**WHAT IS REQUIRED**
Gather from the material every line that contains the string "Table".
-- BEGIN MATERIAL SHOWN --
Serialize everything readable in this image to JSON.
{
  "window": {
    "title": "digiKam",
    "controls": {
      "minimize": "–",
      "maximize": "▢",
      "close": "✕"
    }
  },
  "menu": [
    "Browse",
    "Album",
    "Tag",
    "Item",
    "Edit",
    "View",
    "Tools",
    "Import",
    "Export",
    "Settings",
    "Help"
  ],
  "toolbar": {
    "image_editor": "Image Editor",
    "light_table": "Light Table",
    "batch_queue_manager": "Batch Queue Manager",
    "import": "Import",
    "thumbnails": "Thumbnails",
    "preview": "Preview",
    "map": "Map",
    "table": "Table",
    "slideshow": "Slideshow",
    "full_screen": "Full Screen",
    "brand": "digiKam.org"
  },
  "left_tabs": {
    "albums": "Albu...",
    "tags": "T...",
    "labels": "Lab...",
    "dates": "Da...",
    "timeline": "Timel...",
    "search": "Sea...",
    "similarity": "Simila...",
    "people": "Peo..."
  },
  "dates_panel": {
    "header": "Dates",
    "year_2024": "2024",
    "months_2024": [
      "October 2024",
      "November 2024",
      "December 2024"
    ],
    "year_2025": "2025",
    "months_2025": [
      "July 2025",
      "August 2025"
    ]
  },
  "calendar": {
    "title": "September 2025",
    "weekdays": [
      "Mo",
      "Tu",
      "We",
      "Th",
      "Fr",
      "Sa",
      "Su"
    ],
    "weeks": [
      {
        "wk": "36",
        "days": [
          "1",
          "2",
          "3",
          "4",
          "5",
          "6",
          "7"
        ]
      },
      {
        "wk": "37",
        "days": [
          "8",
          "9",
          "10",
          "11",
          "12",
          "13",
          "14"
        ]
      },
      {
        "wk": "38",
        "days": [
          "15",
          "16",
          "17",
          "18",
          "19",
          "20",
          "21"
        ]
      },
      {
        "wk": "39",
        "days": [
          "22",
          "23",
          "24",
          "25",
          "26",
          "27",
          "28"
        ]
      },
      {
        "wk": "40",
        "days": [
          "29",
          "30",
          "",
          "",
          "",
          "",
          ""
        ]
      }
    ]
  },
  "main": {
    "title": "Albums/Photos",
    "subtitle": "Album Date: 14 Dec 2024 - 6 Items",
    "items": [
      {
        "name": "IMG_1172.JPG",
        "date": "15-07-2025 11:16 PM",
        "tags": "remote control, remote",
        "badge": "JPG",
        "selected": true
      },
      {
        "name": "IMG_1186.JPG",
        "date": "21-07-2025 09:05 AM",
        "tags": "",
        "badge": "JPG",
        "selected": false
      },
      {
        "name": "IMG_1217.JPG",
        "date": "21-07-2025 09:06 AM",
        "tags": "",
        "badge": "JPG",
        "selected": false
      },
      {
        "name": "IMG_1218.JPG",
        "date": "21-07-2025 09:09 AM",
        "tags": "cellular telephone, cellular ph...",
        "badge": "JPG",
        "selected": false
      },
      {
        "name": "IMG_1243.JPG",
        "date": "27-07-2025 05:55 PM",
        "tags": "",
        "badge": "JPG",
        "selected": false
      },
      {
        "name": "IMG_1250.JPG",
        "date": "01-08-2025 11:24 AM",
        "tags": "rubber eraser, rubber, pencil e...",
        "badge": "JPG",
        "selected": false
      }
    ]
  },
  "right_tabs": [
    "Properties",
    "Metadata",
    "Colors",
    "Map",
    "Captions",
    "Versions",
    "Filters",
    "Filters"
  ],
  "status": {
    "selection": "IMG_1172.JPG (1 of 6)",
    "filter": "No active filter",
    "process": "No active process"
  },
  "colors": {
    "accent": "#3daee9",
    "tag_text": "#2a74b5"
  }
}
-- END MATERIAL SHOWN --
**SOLUTION FOR THIS PROBLEM**
    "light_table": "Light Table",
    "table": "Table",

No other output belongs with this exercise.